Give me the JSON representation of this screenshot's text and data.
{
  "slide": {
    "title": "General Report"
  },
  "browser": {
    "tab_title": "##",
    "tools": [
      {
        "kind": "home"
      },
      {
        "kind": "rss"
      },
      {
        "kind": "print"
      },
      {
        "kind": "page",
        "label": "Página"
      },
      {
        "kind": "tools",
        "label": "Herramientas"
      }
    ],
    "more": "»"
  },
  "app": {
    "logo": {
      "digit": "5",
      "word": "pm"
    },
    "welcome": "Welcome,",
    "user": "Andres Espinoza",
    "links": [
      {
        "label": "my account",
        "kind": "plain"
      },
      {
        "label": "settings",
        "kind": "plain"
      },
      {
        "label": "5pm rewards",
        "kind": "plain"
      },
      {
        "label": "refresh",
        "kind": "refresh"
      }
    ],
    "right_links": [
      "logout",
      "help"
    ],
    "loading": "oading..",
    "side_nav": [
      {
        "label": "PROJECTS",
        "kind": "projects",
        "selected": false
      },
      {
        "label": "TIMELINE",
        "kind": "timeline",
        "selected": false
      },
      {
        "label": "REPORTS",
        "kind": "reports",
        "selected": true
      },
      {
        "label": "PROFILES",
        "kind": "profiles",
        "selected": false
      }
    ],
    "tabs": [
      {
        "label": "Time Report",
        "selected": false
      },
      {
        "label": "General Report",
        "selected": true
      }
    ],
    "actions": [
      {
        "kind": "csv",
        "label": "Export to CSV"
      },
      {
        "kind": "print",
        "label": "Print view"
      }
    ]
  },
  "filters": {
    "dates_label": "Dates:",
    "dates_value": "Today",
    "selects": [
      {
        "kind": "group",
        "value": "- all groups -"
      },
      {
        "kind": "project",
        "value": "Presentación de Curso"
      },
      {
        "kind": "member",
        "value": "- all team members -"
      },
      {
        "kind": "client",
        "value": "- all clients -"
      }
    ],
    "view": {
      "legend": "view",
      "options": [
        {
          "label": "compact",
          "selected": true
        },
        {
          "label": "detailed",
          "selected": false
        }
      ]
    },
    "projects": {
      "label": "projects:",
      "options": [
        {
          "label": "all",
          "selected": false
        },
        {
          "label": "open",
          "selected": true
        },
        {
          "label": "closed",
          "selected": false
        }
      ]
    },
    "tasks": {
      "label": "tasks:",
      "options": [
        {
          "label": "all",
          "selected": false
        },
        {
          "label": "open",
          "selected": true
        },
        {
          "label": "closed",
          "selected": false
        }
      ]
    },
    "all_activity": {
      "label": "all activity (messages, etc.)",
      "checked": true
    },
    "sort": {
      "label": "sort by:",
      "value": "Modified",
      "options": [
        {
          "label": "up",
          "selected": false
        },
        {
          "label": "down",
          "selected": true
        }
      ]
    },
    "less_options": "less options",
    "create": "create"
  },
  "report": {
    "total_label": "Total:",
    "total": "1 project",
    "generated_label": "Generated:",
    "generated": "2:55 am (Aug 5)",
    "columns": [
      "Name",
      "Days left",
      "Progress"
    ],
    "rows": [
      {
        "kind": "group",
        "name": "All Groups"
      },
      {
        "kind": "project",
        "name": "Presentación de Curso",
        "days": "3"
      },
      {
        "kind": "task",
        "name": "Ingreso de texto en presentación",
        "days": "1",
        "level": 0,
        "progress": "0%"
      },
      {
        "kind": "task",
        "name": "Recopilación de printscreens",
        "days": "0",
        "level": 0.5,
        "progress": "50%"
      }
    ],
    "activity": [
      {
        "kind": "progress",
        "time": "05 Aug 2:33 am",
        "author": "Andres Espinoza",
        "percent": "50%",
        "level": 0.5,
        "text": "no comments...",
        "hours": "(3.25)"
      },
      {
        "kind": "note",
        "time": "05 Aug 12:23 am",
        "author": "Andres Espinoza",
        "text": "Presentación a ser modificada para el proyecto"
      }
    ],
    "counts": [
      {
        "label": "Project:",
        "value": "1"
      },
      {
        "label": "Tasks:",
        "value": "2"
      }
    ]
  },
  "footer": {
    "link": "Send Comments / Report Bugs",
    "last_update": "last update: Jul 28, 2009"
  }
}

* _WHAT YOU HAVE TO DO_:
Copy the records above exactly as they appear.

* _EXPECTED ANSWER_:
Give me the JSON representation of this screenshot's text and data.
{
  "slide": {
    "title": "General Report"
  },
  "browser": {
    "tab_title": "##",
    "tools": [
      {
        "kind": "home"
      },
      {
        "kind": "rss"
      },
      {
        "kind": "print"
      },
      {
        "kind": "page",
        "label": "Página"
      },
      {
        "kind": "tools",
        "label": "Herramientas"
      }
    ],
    "more": "»"
  },
  "app": {
    "logo": {
      "digit": "5",
      "word": "pm"
    },
    "welcome": "Welcome,",
    "user": "Andres Espinoza",
    "links": [
      {
        "label": "my account",
        "kind": "plain"
      },
      {
        "label": "settings",
        "kind": "plain"
      },
      {
        "label": "5pm rewards",
        "kind": "plain"
      },
      {
        "label": "refresh",
        "kind": "refresh"
      }
    ],
    "right_links": [
      "logout",
      "help"
    ],
    "loading": "oading..",
    "side_nav": [
      {
        "label": "PROJECTS",
        "kind": "projects",
        "selected": false
      },
      {
        "label": "TIMELINE",
        "kind": "timeline",
        "selected": false
      },
      {
        "label": "REPORTS",
        "kind": "reports",
        "selected": true
      },
      {
        "label": "PROFILES",
        "kind": "profiles",
        "selected": false
      }
    ],
    "tabs": [
      {
        "label": "Time Report",
        "selected": false
      },
      {
        "label": "General Report",
        "selected": true
      }
    ],
    "actions": [
      {
        "kind": "csv",
        "label": "Export to CSV"
      },
      {
        "kind": "print",
        "label": "Print view"
      }
    ]
  },
  "filters": {
    "dates_label": "Dates:",
    "dates_value": "Today",
    "selects": [
      {
        "kind": "group",
        "value": "- all groups -"
      },
      {
        "kind": "project",
        "value": "Presentación de Curso"
      },
      {
        "kind": "member",
        "value": "- all team members -"
      },
      {
        "kind": "client",
        "value": "- all clients -"
      }
    ],
    "view": {
      "legend": "view",
      "options": [
        {
          "label": "compact",
          "selected": true
        },
        {
          "label": "detailed",
          "selected": false
        }
      ]
    },
    "projects": {
      "label": "projects:",
      "options": [
        {
          "label": "all",
          "selected": false
        },
        {
          "label": "open",
          "selected": true
        },
        {
          "label": "closed",
          "selected": false
        }
      ]
    },
    "tasks": {
      "label": "tasks:",
      "options": [
        {
          "label": "all",
          "selected": false
        },
        {
          "label": "open",
          "selected": true
        },
        {
          "label": "closed",
          "selected": false
        }
      ]
    },
    "all_activity": {
      "label": "all activity (messages, etc.)",
      "checked": true
    },
    "sort": {
      "label": "sort by:",
      "value": "Modified",
      "options": [
        {
          "label": "up",
          "selected": false
        },
        {
          "label": "down",
          "selected": true
        }
      ]
    },
    "less_options": "less options",
    "create": "create"
  },
  "report": {
    "total_label": "Total:",
    "total": "1 project",
    "generated_label": "Generated:",
    "generated": "2:55 am (Aug 5)",
    "columns": [
      "Name",
      "Days left",
      "Progress"
    ],
    "rows": [
      {
        "kind": "group",
        "name": "All Groups"
      },
      {
        "kind": "project",
        "name": "Presentación de Curso",
        "days": "3"
      },
      {
        "kind": "task",
        "name": "Ingreso de texto en presentación",
        "days": "1",
        "level": 0,
        "progress": "0%"
      },
      {
        "kind": "task",
        "name": "Recopilación de printscreens",
        "days": "0",
        "level": 0.5,
        "progress": "50%"
      }
    ],
    "activity": [
      {
        "kind": "progress",
        "time": "05 Aug 2:33 am",
        "author": "Andres Espinoza",
        "percent": "50%",
        "level": 0.5,
        "text": "no comments...",
        "hours": "(3.25)"
      },
      {
        "kind": "note",
        "time": "05 Aug 12:23 am",
        "author": "Andres Espinoza",
        "text": "Presentación a ser modificada para el proyecto"
      }
    ],
    "counts": [
      {
        "label": "Project:",
        "value": "1"
      },
      {
        "label": "Tasks:",
        "value": "2"
      }
    ]
  },
  "footer": {
    "link": "Send Comments / Report Bugs",
    "last_update": "last update: Jul 28, 2009"
  }
}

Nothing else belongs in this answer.